--- WHAT TO DO ---
Search the material for the string "days", then return every line where it is found.

━━ DATA SHOWN ━━

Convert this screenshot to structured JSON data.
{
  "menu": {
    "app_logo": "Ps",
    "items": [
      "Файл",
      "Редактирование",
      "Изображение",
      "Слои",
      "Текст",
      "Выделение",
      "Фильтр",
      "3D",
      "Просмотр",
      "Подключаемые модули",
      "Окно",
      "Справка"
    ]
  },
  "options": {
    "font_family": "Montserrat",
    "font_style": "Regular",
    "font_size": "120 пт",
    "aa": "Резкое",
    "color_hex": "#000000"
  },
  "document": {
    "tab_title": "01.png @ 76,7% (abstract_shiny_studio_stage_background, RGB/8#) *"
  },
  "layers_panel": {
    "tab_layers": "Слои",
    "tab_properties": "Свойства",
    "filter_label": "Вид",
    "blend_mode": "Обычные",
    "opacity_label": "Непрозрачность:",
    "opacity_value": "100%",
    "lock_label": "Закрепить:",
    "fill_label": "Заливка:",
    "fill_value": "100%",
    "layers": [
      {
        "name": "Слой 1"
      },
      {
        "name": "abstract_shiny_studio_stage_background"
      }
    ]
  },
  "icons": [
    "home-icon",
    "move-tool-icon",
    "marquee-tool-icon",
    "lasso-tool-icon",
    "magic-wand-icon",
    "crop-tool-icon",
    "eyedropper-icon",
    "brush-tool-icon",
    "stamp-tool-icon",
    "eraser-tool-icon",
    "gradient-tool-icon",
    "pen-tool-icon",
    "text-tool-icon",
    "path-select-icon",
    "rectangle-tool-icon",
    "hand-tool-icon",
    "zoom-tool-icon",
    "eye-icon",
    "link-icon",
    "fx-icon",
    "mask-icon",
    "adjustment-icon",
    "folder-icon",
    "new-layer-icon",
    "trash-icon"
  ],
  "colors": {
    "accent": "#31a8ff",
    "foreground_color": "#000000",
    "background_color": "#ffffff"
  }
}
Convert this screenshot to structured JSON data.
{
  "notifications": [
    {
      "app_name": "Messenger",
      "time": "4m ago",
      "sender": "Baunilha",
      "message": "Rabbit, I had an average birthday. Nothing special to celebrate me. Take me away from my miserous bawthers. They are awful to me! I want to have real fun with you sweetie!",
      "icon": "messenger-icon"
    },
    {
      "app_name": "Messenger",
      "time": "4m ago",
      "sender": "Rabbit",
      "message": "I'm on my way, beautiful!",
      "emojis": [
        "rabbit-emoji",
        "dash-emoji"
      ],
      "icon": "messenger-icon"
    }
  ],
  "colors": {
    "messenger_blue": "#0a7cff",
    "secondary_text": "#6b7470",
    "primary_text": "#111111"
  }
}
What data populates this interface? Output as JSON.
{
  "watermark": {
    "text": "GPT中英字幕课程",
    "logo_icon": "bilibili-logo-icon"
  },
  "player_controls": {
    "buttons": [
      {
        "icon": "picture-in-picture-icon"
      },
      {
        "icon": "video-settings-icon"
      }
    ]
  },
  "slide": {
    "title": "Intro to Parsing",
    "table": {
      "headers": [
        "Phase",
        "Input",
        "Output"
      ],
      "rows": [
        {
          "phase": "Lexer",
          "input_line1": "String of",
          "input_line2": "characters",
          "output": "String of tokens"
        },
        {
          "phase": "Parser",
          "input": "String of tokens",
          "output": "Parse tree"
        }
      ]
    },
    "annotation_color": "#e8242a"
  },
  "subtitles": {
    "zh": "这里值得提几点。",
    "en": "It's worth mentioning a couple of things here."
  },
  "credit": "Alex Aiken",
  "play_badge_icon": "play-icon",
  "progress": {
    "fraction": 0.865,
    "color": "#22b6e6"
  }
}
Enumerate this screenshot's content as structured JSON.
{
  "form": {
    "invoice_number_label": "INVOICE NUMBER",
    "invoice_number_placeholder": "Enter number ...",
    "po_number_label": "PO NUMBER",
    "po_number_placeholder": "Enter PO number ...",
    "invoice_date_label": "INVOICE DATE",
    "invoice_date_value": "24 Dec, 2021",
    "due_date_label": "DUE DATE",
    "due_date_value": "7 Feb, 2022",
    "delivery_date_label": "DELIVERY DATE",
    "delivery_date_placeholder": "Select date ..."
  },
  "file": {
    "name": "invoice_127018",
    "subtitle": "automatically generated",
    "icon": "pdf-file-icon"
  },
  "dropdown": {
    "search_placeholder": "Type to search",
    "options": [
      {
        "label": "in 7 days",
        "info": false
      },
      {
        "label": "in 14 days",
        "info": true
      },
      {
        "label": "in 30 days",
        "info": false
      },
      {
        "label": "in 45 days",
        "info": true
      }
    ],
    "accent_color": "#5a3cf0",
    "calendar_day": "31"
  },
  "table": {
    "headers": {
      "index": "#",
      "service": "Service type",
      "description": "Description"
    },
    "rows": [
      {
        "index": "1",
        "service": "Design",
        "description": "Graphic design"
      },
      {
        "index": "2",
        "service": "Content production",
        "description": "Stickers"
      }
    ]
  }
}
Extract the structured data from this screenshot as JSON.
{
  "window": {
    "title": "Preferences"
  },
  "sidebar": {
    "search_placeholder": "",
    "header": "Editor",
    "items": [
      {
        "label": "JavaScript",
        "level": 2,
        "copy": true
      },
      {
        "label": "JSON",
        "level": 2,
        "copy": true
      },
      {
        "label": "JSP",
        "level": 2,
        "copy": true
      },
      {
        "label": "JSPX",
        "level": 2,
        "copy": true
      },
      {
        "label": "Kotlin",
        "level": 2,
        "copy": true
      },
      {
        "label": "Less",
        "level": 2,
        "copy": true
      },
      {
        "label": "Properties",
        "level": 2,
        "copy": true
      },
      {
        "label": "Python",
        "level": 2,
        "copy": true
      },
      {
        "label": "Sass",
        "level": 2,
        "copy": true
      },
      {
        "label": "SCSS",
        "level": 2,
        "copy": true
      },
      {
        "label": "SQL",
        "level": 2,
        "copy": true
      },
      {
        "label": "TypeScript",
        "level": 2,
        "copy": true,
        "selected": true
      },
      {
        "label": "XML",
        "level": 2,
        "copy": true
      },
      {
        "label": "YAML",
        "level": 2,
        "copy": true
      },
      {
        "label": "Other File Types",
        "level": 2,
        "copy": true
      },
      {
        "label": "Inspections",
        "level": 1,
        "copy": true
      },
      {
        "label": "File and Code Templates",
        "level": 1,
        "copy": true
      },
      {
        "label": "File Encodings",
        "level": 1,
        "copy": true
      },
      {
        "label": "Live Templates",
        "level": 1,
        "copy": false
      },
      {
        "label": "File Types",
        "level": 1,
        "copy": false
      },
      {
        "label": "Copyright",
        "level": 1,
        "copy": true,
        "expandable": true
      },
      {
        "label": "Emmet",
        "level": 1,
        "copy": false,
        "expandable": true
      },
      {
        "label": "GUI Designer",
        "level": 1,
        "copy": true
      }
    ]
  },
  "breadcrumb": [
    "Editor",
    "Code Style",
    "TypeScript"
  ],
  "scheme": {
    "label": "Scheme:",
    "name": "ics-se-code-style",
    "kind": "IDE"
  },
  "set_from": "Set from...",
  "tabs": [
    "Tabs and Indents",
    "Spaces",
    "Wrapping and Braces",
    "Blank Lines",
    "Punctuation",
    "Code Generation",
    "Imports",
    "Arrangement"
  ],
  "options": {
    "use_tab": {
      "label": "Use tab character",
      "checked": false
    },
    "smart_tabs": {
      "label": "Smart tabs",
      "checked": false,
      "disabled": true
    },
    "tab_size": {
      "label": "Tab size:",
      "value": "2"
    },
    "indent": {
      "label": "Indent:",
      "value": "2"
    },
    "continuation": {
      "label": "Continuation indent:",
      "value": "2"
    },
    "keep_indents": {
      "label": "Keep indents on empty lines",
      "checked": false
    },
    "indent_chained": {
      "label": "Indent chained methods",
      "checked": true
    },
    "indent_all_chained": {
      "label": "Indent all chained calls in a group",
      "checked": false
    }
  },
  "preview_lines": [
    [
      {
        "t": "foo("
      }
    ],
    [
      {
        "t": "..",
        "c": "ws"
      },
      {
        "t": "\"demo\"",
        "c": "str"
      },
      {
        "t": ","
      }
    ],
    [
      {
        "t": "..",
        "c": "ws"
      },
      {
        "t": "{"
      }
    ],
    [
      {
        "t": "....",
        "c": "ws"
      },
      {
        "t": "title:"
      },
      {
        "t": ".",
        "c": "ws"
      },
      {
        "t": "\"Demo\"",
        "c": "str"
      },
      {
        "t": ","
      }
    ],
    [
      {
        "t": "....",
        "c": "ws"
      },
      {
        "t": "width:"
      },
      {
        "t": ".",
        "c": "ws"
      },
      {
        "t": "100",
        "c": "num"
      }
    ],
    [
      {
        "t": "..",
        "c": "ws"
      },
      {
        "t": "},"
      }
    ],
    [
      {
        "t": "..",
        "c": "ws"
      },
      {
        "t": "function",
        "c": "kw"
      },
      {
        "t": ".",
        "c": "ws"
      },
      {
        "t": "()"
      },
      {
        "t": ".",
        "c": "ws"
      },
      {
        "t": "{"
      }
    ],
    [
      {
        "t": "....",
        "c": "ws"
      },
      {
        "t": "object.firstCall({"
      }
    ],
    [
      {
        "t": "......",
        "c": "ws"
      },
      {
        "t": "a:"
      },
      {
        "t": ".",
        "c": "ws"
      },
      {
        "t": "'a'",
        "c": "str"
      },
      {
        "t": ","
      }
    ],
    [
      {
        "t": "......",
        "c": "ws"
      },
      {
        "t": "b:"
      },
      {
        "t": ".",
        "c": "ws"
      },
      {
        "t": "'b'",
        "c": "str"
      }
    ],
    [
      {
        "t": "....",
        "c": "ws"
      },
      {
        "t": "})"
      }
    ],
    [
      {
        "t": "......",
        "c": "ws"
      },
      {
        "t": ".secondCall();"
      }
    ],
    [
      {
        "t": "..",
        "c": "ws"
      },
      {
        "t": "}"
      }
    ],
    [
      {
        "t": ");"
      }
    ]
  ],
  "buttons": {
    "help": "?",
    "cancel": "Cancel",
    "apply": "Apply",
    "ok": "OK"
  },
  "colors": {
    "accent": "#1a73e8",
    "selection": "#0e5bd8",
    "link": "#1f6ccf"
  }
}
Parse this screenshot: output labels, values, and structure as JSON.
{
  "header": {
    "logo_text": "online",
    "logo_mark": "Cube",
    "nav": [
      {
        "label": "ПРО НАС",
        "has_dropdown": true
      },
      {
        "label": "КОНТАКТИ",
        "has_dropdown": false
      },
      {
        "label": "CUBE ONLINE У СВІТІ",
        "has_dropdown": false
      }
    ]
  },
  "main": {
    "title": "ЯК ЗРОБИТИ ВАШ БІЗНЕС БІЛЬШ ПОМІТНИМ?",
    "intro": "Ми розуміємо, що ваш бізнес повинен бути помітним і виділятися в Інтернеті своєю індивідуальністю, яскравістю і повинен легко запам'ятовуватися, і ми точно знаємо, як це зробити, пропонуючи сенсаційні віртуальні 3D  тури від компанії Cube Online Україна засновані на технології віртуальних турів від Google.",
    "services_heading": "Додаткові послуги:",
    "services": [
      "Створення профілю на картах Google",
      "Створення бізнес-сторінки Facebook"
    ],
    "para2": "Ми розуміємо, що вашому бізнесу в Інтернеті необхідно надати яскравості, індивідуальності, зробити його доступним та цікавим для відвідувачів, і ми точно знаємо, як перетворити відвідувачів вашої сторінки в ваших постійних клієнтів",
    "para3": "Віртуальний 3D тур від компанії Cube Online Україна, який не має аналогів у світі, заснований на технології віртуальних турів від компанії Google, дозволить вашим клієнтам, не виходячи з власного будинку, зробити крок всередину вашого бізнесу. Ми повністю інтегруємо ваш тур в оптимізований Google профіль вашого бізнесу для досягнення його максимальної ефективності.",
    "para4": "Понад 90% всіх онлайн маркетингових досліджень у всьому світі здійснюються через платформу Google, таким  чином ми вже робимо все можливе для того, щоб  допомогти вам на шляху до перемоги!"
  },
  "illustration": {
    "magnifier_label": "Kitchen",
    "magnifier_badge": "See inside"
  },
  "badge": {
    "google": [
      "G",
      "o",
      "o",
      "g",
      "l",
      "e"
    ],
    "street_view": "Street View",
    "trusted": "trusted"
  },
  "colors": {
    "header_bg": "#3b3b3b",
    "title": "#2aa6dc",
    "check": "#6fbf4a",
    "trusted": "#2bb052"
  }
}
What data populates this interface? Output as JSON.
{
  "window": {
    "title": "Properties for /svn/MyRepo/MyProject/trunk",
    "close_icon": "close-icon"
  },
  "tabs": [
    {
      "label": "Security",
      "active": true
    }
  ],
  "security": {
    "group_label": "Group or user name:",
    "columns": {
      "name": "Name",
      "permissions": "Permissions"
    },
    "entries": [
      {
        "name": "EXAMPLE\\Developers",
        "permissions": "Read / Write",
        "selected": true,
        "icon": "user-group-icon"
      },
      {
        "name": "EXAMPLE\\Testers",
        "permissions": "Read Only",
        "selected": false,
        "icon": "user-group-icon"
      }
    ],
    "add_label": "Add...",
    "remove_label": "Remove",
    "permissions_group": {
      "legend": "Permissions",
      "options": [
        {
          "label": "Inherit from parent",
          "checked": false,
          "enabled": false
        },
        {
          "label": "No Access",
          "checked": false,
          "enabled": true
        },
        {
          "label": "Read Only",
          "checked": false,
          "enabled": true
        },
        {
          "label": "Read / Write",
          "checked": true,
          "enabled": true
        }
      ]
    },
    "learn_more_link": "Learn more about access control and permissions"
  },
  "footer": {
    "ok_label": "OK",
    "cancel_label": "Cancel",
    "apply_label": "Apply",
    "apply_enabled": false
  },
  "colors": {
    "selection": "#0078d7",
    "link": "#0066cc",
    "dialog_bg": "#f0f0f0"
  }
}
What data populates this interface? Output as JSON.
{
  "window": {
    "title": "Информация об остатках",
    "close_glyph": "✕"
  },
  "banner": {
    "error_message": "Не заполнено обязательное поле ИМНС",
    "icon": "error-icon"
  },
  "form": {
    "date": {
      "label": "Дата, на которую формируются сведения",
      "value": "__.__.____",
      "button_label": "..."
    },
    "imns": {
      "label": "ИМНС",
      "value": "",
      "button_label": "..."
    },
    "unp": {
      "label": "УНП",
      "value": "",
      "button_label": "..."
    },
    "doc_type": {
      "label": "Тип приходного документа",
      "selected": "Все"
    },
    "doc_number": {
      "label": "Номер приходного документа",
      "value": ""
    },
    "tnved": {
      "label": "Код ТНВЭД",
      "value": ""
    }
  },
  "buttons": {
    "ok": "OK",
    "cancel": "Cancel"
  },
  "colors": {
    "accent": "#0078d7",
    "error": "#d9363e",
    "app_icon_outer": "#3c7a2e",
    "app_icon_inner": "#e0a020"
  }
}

━━━

--- RESPONSE TO THE TASK ---
        "label": "in 7 days",
        "label": "in 14 days",
        "label": "in 30 days",
        "label": "in 45 days",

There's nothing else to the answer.